**Required task**
Transcribe the material exactly. Images do not belong in the copy.

**Input**
## START
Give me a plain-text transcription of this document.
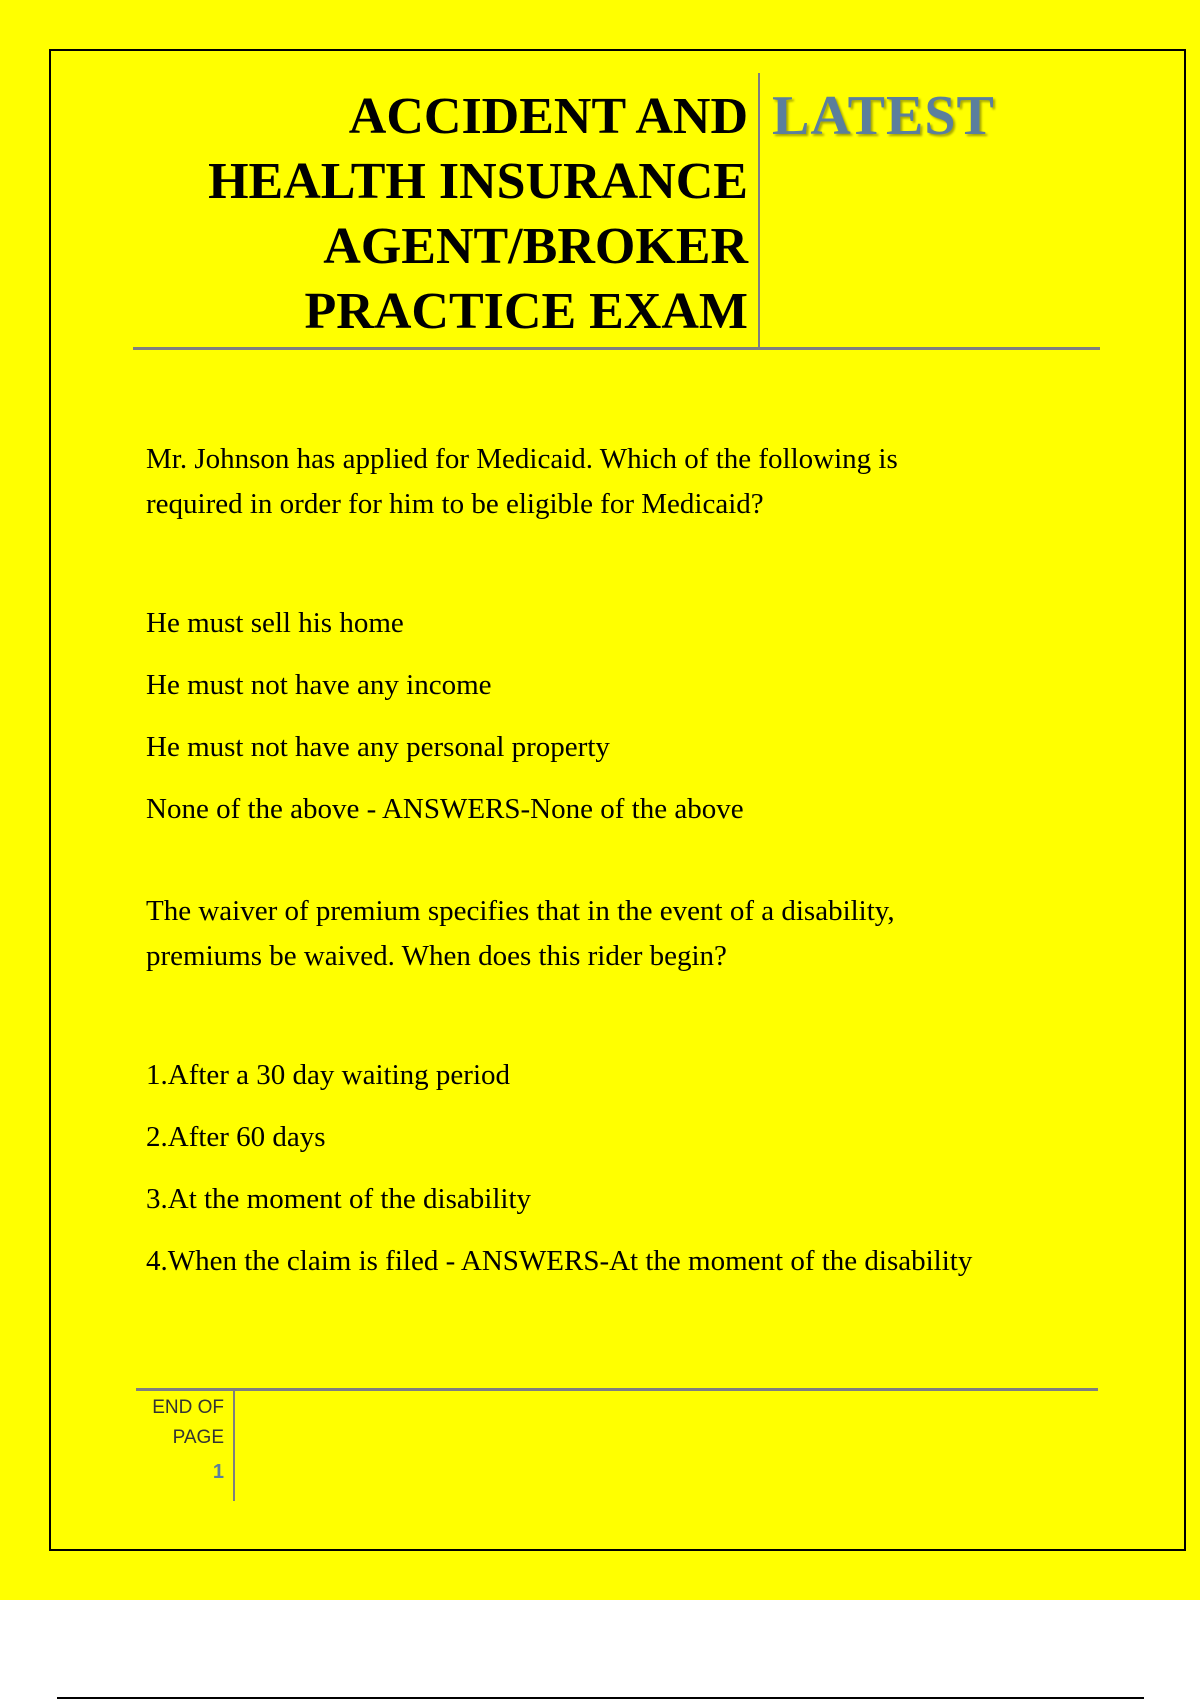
ACCIDENT AND
HEALTH INSURANCE
AGENT/BROKER
PRACTICE EXAM
LATEST

Mr. Johnson has applied for Medicaid. Which of the following is
required in order for him to be eligible for Medicaid?

He must sell his home
He must not have any income
He must not have any personal property
None of the above - ANSWERS-None of the above

The waiver of premium specifies that in the event of a disability,
premiums be waived. When does this rider begin?

1.After a 30 day waiting period
2.After 60 days
3.At the moment of the disability
4.When the claim is filed - ANSWERS-At the moment of the disability
END OF
PAGE
1
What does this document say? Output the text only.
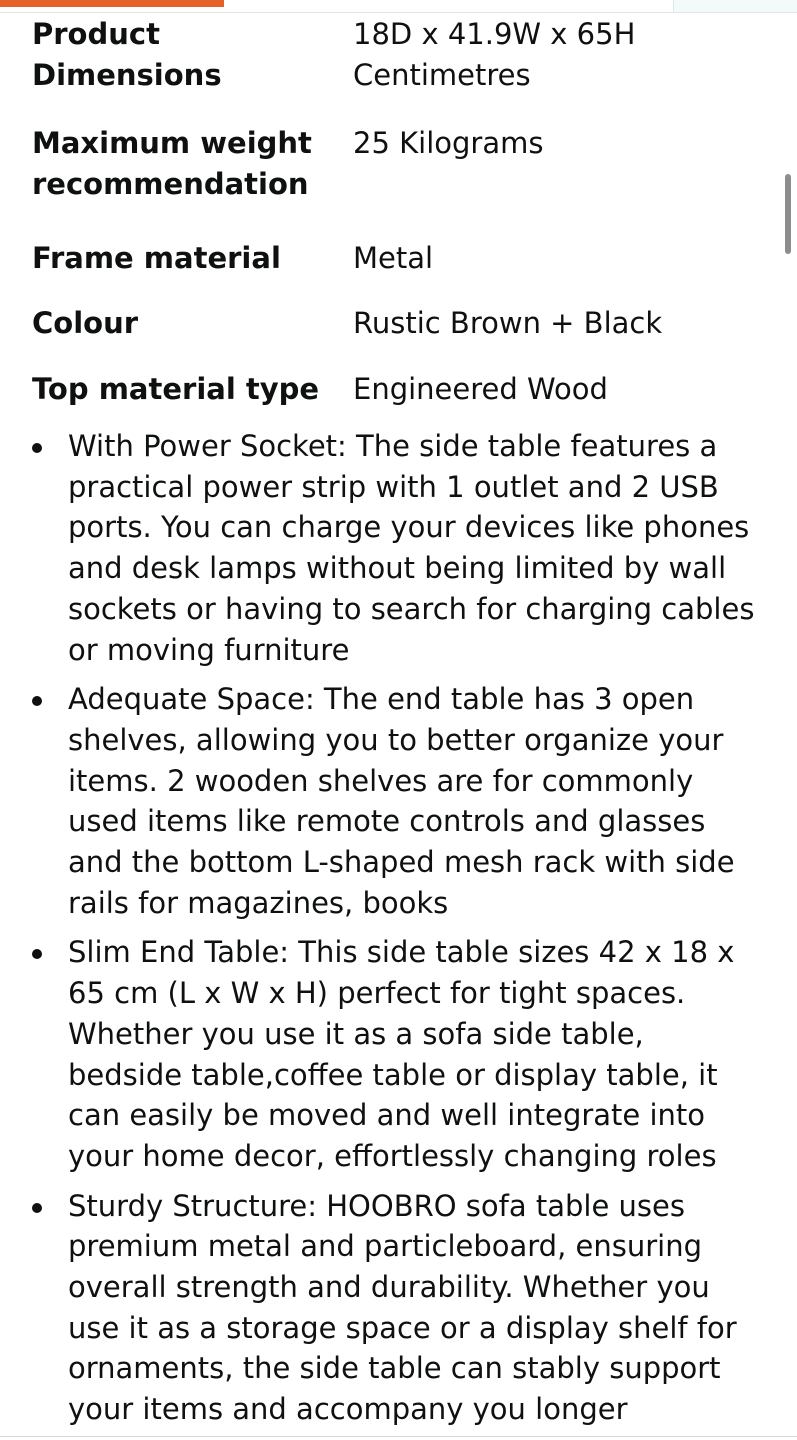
Product Dimensions	18D x 41.9W x 65H Centimetres
Maximum weight recommendation	25 Kilograms
Frame material	Metal
Colour	Rustic Brown + Black
Top material type	Engineered Wood
With Power Socket: The side table features a practical power strip with 1 outlet and 2 USB ports. You can charge your devices like phones and desk lamps without being limited by wall sockets or having to search for charging cables or moving furniture
Adequate Space: The end table has 3 open shelves, allowing you to better organize your items. 2 wooden shelves are for commonly used items like remote controls and glasses and the bottom L-shaped mesh rack with side rails for magazines, books
Slim End Table: This side table sizes 42 x 18 x 65 cm (L x W x H) perfect for tight spaces. Whether you use it as a sofa side table, bedside table,coffee table or display table, it can easily be moved and well integrate into your home decor, effortlessly changing roles
Sturdy Structure: HOOBRO sofa table uses premium metal and particleboard, ensuring overall strength and durability. Whether you use it as a storage space or a display shelf for ornaments, the side table can stably support your items and accompany you longer
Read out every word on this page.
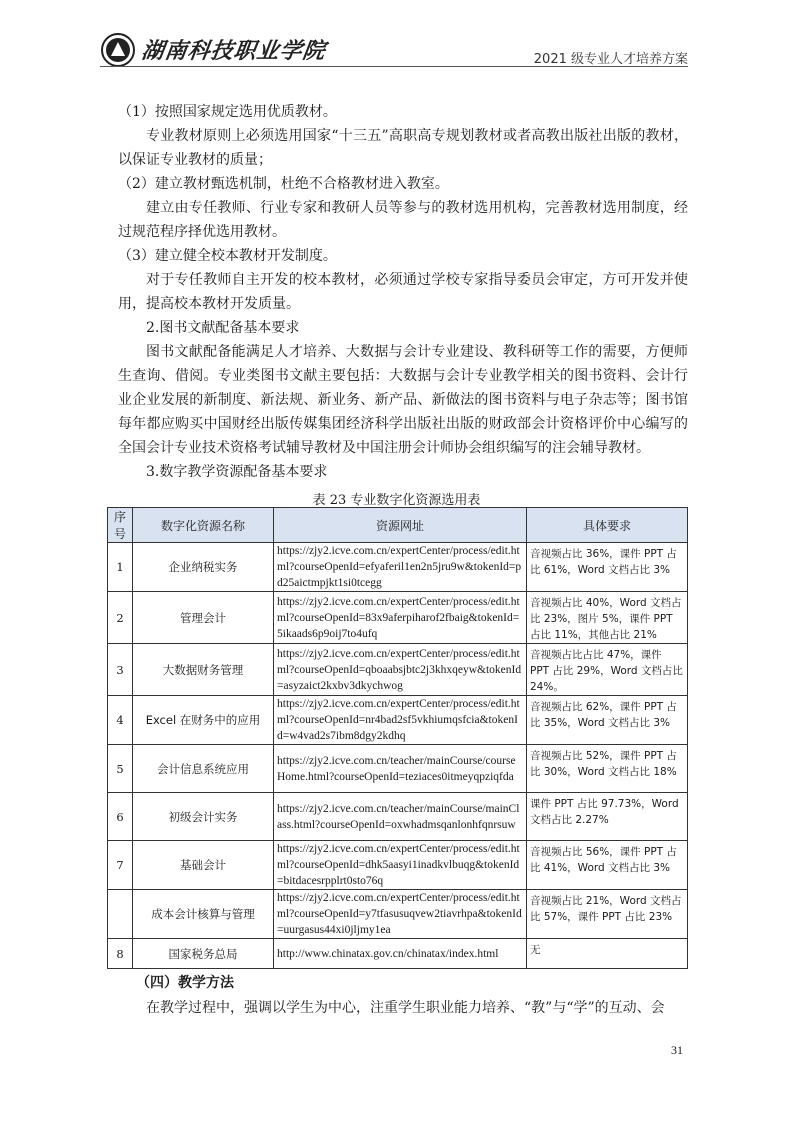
湖南科技职业学院	2021 级专业人才培养方案
（1）按照国家规定选用优质教材。
专业教材原则上必须选用国家“十三五”高职高专规划教材或者高教出版社出版的教材，以保证专业教材的质量；
（2）建立教材甄选机制，杜绝不合格教材进入教室。
建立由专任教师、行业专家和教研人员等参与的教材选用机构，完善教材选用制度，经过规范程序择优选用教材。
（3）建立健全校本教材开发制度。
对于专任教师自主开发的校本教材，必须通过学校专家指导委员会审定，方可开发并使用，提高校本教材开发质量。
2.图书文献配备基本要求
图书文献配备能满足人才培养、大数据与会计专业建设、教科研等工作的需要，方便师生查询、借阅。专业类图书文献主要包括：大数据与会计专业教学相关的图书资料、会计行业企业发展的新制度、新法规、新业务、新产品、新做法的图书资料与电子杂志等；图书馆每年都应购买中国财经出版传媒集团经济科学出版社出版的财政部会计资格评价中心编写的全国会计专业技术资格考试辅导教材及中国注册会计师协会组织编写的注会辅导教材。
3.数字教学资源配备基本要求
表 23 专业数字化资源选用表
序号	数字化资源名称	资源网址	具体要求
1	企业纳税实务	https://zjy2.icve.com.cn/expertCenter/process/edit.html?courseOpenId=efyaferil1en2n5jru9w&tokenId=pd25aictmpjkt1si0tcegg	音视频占比 36%，课件 PPT 占比 61%，Word 文档占比 3%
2	管理会计	https://zjy2.icve.com.cn/expertCenter/process/edit.html?courseOpenId=83x9aferpiharof2fbaig&tokenId=5ikaads6p9oij7to4ufq	音视频占比 40%，Word 文档占比 23%，图片 5%，课件 PPT 占比 11%，其他占比 21%
3	大数据财务管理	https://zjy2.icve.com.cn/expertCenter/process/edit.html?courseOpenId=qboaabsjbtc2j3khxqeyw&tokenId=asyzaict2kxbv3dkychwog	音视频占比占比 47%，课件 PPT 占比 29%，Word 文档占比 24%。
4	Excel 在财务中的应用	https://zjy2.icve.com.cn/expertCenter/process/edit.html?courseOpenId=nr4bad2sf5vkhiumqsfcia&tokenId=w4vad2s7ibm8dgy2kdhq	音视频占比 62%，课件 PPT 占比 35%，Word 文档占比 3%
5	会计信息系统应用	https://zjy2.icve.com.cn/teacher/mainCourse/courseHome.html?courseOpenId=teziaces0itmeyqpziqfda	音视频占比 52%，课件 PPT 占比 30%，Word 文档占比 18%
6	初级会计实务	https://zjy2.icve.com.cn/teacher/mainCourse/mainClass.html?courseOpenId=oxwhadmsqanlonhfqnrsuw	课件 PPT 占比 97.73%，Word 文档占比 2.27%
7	基础会计	https://zjy2.icve.com.cn/expertCenter/process/edit.html?courseOpenId=dhk5aasyi1inadkvlbuqg&tokenId=bitdacesrpplrt0sto76q	音视频占比 56%，课件 PPT 占比 41%，Word 文档占比 3%
	成本会计核算与管理	https://zjy2.icve.com.cn/expertCenter/process/edit.html?courseOpenId=y7tfasusuqvew2tiavrhpa&tokenId=uurgasus44xi0jljmy1ea	音视频占比 21%，Word 文档占比 57%，课件 PPT 占比 23%
8	国家税务总局	http://www.chinatax.gov.cn/chinatax/index.html	无
（四）教学方法
在教学过程中，强调以学生为中心，注重学生职业能力培养、“教”与“学”的互动、会
31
## END
**Output below**
Give me a plain-text transcription of this document.
ACCIDENT AND
HEALTH INSURANCE
AGENT/BROKER
PRACTICE EXAM
LATEST

Mr. Johnson has applied for Medicaid. Which of the following is
required in order for him to be eligible for Medicaid?

He must sell his home
He must not have any income
He must not have any personal property
None of the above - ANSWERS-None of the above

The waiver of premium specifies that in the event of a disability,
premiums be waived. When does this rider begin?

1.After a 30 day waiting period
2.After 60 days
3.At the moment of the disability
4.When the claim is filed - ANSWERS-At the moment of the disability
END OF
PAGE
1
What does this document say? Output the text only.
Product Dimensions	18D x 41.9W x 65H Centimetres
Maximum weight recommendation	25 Kilograms
Frame material	Metal
Colour	Rustic Brown + Black
Top material type	Engineered Wood
With Power Socket: The side table features a practical power strip with 1 outlet and 2 USB ports. You can charge your devices like phones and desk lamps without being limited by wall sockets or having to search for charging cables or moving furniture
Adequate Space: The end table has 3 open shelves, allowing you to better organize your items. 2 wooden shelves are for commonly used items like remote controls and glasses and the bottom L-shaped mesh rack with side rails for magazines, books
Slim End Table: This side table sizes 42 x 18 x 65 cm (L x W x H) perfect for tight spaces. Whether you use it as a sofa side table, bedside table,coffee table or display table, it can easily be moved and well integrate into your home decor, effortlessly changing roles
Sturdy Structure: HOOBRO sofa table uses premium metal and particleboard, ensuring overall strength and durability. Whether you use it as a storage space or a display shelf for ornaments, the side table can stably support your items and accompany you longer
Read out every word on this page.
湖南科技职业学院	2021 级专业人才培养方案
（1）按照国家规定选用优质教材。
专业教材原则上必须选用国家“十三五”高职高专规划教材或者高教出版社出版的教材，以保证专业教材的质量；
（2）建立教材甄选机制，杜绝不合格教材进入教室。
建立由专任教师、行业专家和教研人员等参与的教材选用机构，完善教材选用制度，经过规范程序择优选用教材。
（3）建立健全校本教材开发制度。
对于专任教师自主开发的校本教材，必须通过学校专家指导委员会审定，方可开发并使用，提高校本教材开发质量。
2.图书文献配备基本要求
图书文献配备能满足人才培养、大数据与会计专业建设、教科研等工作的需要，方便师生查询、借阅。专业类图书文献主要包括：大数据与会计专业教学相关的图书资料、会计行业企业发展的新制度、新法规、新业务、新产品、新做法的图书资料与电子杂志等；图书馆每年都应购买中国财经出版传媒集团经济科学出版社出版的财政部会计资格评价中心编写的全国会计专业技术资格考试辅导教材及中国注册会计师协会组织编写的注会辅导教材。
3.数字教学资源配备基本要求
表 23 专业数字化资源选用表
序号	数字化资源名称	资源网址	具体要求
1	企业纳税实务	https://zjy2.icve.com.cn/expertCenter/process/edit.html?courseOpenId=efyaferil1en2n5jru9w&tokenId=pd25aictmpjkt1si0tcegg	音视频占比 36%，课件 PPT 占比 61%，Word 文档占比 3%
2	管理会计	https://zjy2.icve.com.cn/expertCenter/process/edit.html?courseOpenId=83x9aferpiharof2fbaig&tokenId=5ikaads6p9oij7to4ufq	音视频占比 40%，Word 文档占比 23%，图片 5%，课件 PPT 占比 11%，其他占比 21%
3	大数据财务管理	https://zjy2.icve.com.cn/expertCenter/process/edit.html?courseOpenId=qboaabsjbtc2j3khxqeyw&tokenId=asyzaict2kxbv3dkychwog	音视频占比占比 47%，课件 PPT 占比 29%，Word 文档占比 24%。
4	Excel 在财务中的应用	https://zjy2.icve.com.cn/expertCenter/process/edit.html?courseOpenId=nr4bad2sf5vkhiumqsfcia&tokenId=w4vad2s7ibm8dgy2kdhq	音视频占比 62%，课件 PPT 占比 35%，Word 文档占比 3%
5	会计信息系统应用	https://zjy2.icve.com.cn/teacher/mainCourse/courseHome.html?courseOpenId=teziaces0itmeyqpziqfda	音视频占比 52%，课件 PPT 占比 30%，Word 文档占比 18%
6	初级会计实务	https://zjy2.icve.com.cn/teacher/mainCourse/mainClass.html?courseOpenId=oxwhadmsqanlonhfqnrsuw	课件 PPT 占比 97.73%，Word 文档占比 2.27%
7	基础会计	https://zjy2.icve.com.cn/expertCenter/process/edit.html?courseOpenId=dhk5aasyi1inadkvlbuqg&tokenId=bitdacesrpplrt0sto76q	音视频占比 56%，课件 PPT 占比 41%，Word 文档占比 3%
	成本会计核算与管理	https://zjy2.icve.com.cn/expertCenter/process/edit.html?courseOpenId=y7tfasusuqvew2tiavrhpa&tokenId=uurgasus44xi0jljmy1ea	音视频占比 21%，Word 文档占比 57%，课件 PPT 占比 23%
8	国家税务总局	http://www.chinatax.gov.cn/chinatax/index.html	无
（四）教学方法
在教学过程中，强调以学生为中心，注重学生职业能力培养、“教”与“学”的互动、会
31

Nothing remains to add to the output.